What is needed: Write out the records again, exactly, leaving none out.

* BEGIN Material *

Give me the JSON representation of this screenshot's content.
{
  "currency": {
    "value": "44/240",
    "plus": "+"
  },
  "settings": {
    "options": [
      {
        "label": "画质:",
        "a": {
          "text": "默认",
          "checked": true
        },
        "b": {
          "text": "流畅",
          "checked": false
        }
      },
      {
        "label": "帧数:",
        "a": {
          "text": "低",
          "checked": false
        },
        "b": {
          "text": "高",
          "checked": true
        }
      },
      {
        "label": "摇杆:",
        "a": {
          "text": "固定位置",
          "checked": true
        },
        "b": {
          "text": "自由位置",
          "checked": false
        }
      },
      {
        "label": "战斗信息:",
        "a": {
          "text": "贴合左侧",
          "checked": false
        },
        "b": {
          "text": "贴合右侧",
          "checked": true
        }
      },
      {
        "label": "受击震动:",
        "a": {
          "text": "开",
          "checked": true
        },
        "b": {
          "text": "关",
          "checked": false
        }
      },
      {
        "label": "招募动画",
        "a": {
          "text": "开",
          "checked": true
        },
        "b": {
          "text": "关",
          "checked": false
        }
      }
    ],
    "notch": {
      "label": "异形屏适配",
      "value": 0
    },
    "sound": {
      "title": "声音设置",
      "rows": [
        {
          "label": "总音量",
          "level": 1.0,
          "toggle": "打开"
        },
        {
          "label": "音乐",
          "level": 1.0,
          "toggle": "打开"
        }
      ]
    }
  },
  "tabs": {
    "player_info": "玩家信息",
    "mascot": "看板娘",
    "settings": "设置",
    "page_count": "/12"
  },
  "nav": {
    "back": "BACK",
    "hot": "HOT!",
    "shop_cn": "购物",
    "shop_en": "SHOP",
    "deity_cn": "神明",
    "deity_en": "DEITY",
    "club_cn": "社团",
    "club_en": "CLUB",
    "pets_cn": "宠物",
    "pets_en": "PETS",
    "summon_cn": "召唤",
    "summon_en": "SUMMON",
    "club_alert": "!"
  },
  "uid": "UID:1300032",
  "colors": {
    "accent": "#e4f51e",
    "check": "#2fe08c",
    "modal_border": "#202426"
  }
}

* END Material *

Finished task:
Give me the JSON representation of this screenshot's content.
{
  "currency": {
    "value": "44/240",
    "plus": "+"
  },
  "settings": {
    "options": [
      {
        "label": "画质:",
        "a": {
          "text": "默认",
          "checked": true
        },
        "b": {
          "text": "流畅",
          "checked": false
        }
      },
      {
        "label": "帧数:",
        "a": {
          "text": "低",
          "checked": false
        },
        "b": {
          "text": "高",
          "checked": true
        }
      },
      {
        "label": "摇杆:",
        "a": {
          "text": "固定位置",
          "checked": true
        },
        "b": {
          "text": "自由位置",
          "checked": false
        }
      },
      {
        "label": "战斗信息:",
        "a": {
          "text": "贴合左侧",
          "checked": false
        },
        "b": {
          "text": "贴合右侧",
          "checked": true
        }
      },
      {
        "label": "受击震动:",
        "a": {
          "text": "开",
          "checked": true
        },
        "b": {
          "text": "关",
          "checked": false
        }
      },
      {
        "label": "招募动画",
        "a": {
          "text": "开",
          "checked": true
        },
        "b": {
          "text": "关",
          "checked": false
        }
      }
    ],
    "notch": {
      "label": "异形屏适配",
      "value": 0
    },
    "sound": {
      "title": "声音设置",
      "rows": [
        {
          "label": "总音量",
          "level": 1.0,
          "toggle": "打开"
        },
        {
          "label": "音乐",
          "level": 1.0,
          "toggle": "打开"
        }
      ]
    }
  },
  "tabs": {
    "player_info": "玩家信息",
    "mascot": "看板娘",
    "settings": "设置",
    "page_count": "/12"
  },
  "nav": {
    "back": "BACK",
    "hot": "HOT!",
    "shop_cn": "购物",
    "shop_en": "SHOP",
    "deity_cn": "神明",
    "deity_en": "DEITY",
    "club_cn": "社团",
    "club_en": "CLUB",
    "pets_cn": "宠物",
    "pets_en": "PETS",
    "summon_cn": "召唤",
    "summon_en": "SUMMON",
    "club_alert": "!"
  },
  "uid": "UID:1300032",
  "colors": {
    "accent": "#e4f51e",
    "check": "#2fe08c",
    "modal_border": "#202426"
  }
}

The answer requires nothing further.